• _Aim_
Skip the images and return the records below exactly.

• _Collected data_
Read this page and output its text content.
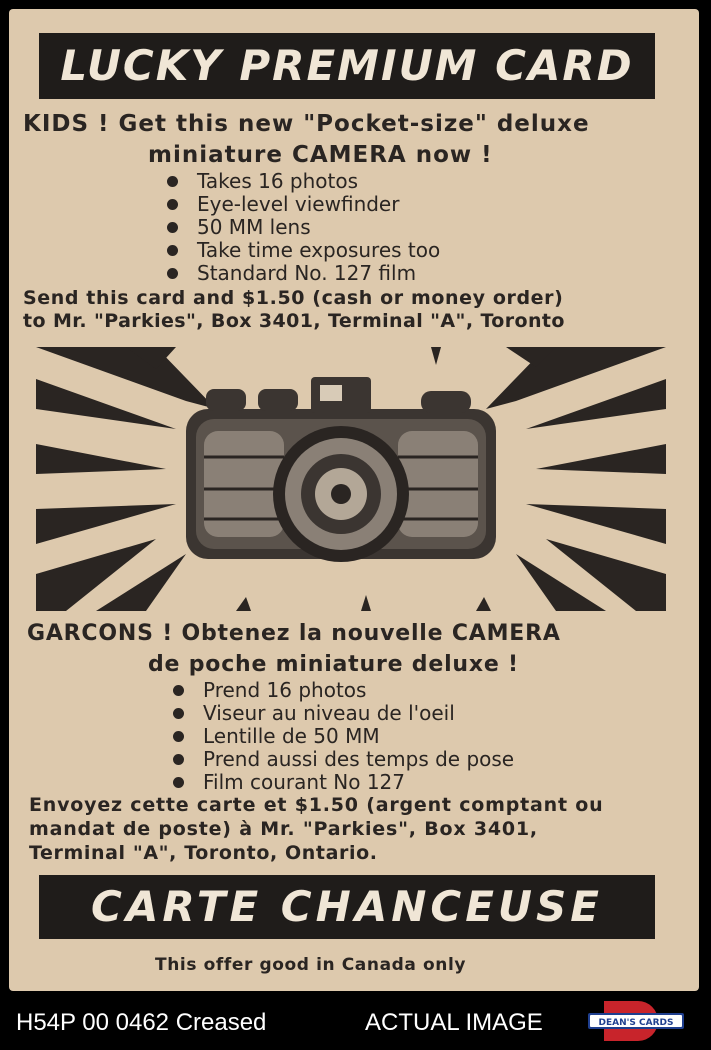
LUCKY PREMIUM CARD
KIDS ! Get this new "Pocket-size" deluxe
miniature CAMERA now !
Takes 16 photos
Eye-level viewfinder
50 MM lens
Take time exposures too
Standard No. 127 film
Send this card and $1.50 (cash or money order)
to Mr. "Parkies", Box 3401, Terminal "A", Toronto
GARCONS ! Obtenez la nouvelle CAMERA
de poche miniature deluxe !
Prend 16 photos
Viseur au niveau de l'oeil
Lentille de 50 MM
Prend aussi des temps de pose
Film courant No 127
Envoyez cette carte et $1.50 (argent comptant ou
mandat de poste) à Mr. "Parkies", Box 3401,
Terminal "A", Toronto, Ontario.
CARTE CHANCEUSE
This offer good in Canada only
H54P 00 0462 Creased	ACTUAL IMAGE	DEAN'S CARDS
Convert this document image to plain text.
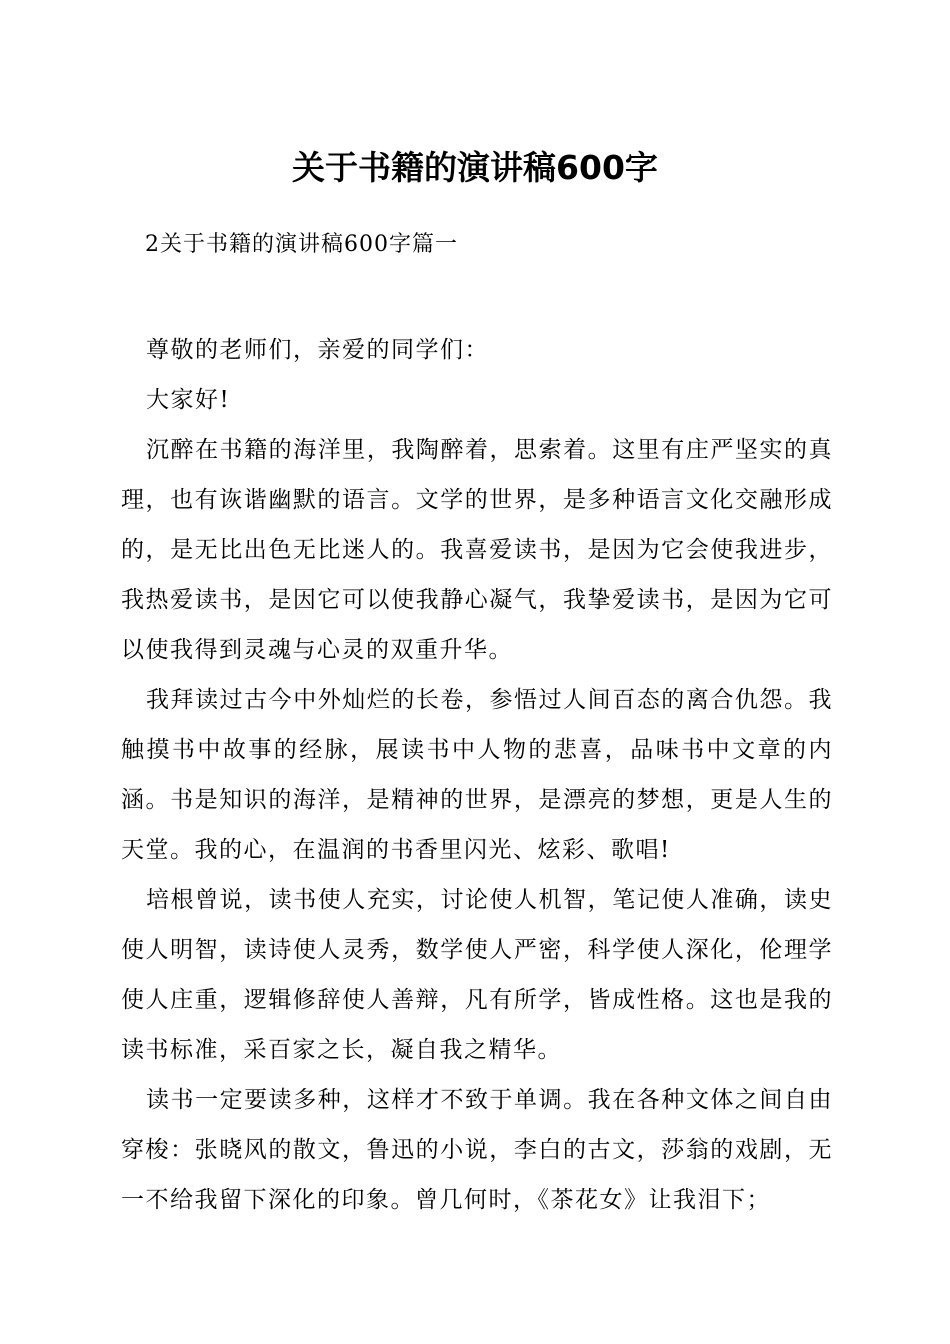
关于书籍的演讲稿600字
2关于书籍的演讲稿600字篇一

尊敬的老师们，亲爱的同学们：

大家好!

沉醉在书籍的海洋里，我陶醉着，思索着。这里有庄严坚实的真理，也有诙谐幽默的语言。文学的世界，是多种语言文化交融形成的，是无比出色无比迷人的。我喜爱读书，是因为它会使我进步，我热爱读书，是因它可以使我静心凝气，我挚爱读书，是因为它可以使我得到灵魂与心灵的双重升华。

我拜读过古今中外灿烂的长卷，参悟过人间百态的离合仇怨。我触摸书中故事的经脉，展读书中人物的悲喜，品味书中文章的内涵。书是知识的海洋，是精神的世界，是漂亮的梦想，更是人生的天堂。我的心，在温润的书香里闪光、炫彩、歌唱!

培根曾说，读书使人充实，讨论使人机智，笔记使人准确，读史使人明智，读诗使人灵秀，数学使人严密，科学使人深化，伦理学使人庄重，逻辑修辞使人善辩，凡有所学，皆成性格。这也是我的读书标准，采百家之长，凝自我之精华。

读书一定要读多种，这样才不致于单调。我在各种文体之间自由穿梭：张晓风的散文，鲁迅的小说，李白的古文，莎翁的戏剧，无一不给我留下深化的印象。曾几何时，《茶花女》让我泪下；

• _Written response_
Read this page and output its text content.
LUCKY PREMIUM CARD
KIDS ! Get this new "Pocket-size" deluxe
miniature CAMERA now !
Takes 16 photos
Eye-level viewfinder
50 MM lens
Take time exposures too
Standard No. 127 film
Send this card and $1.50 (cash or money order)
to Mr. "Parkies", Box 3401, Terminal "A", Toronto
GARCONS ! Obtenez la nouvelle CAMERA
de poche miniature deluxe !
Prend 16 photos
Viseur au niveau de l'oeil
Lentille de 50 MM
Prend aussi des temps de pose
Film courant No 127
Envoyez cette carte et $1.50 (argent comptant ou
mandat de poste) à Mr. "Parkies", Box 3401,
Terminal "A", Toronto, Ontario.
CARTE CHANCEUSE
This offer good in Canada only
H54P 00 0462 Creased	ACTUAL IMAGE	DEAN'S CARDS
Convert this document image to plain text.
关于书籍的演讲稿600字
2关于书籍的演讲稿600字篇一

尊敬的老师们，亲爱的同学们：

大家好!

沉醉在书籍的海洋里，我陶醉着，思索着。这里有庄严坚实的真理，也有诙谐幽默的语言。文学的世界，是多种语言文化交融形成的，是无比出色无比迷人的。我喜爱读书，是因为它会使我进步，我热爱读书，是因它可以使我静心凝气，我挚爱读书，是因为它可以使我得到灵魂与心灵的双重升华。

我拜读过古今中外灿烂的长卷，参悟过人间百态的离合仇怨。我触摸书中故事的经脉，展读书中人物的悲喜，品味书中文章的内涵。书是知识的海洋，是精神的世界，是漂亮的梦想，更是人生的天堂。我的心，在温润的书香里闪光、炫彩、歌唱!

培根曾说，读书使人充实，讨论使人机智，笔记使人准确，读史使人明智，读诗使人灵秀，数学使人严密，科学使人深化，伦理学使人庄重，逻辑修辞使人善辩，凡有所学，皆成性格。这也是我的读书标准，采百家之长，凝自我之精华。

读书一定要读多种，这样才不致于单调。我在各种文体之间自由穿梭：张晓风的散文，鲁迅的小说，李白的古文，莎翁的戏剧，无一不给我留下深化的印象。曾几何时，《茶花女》让我泪下；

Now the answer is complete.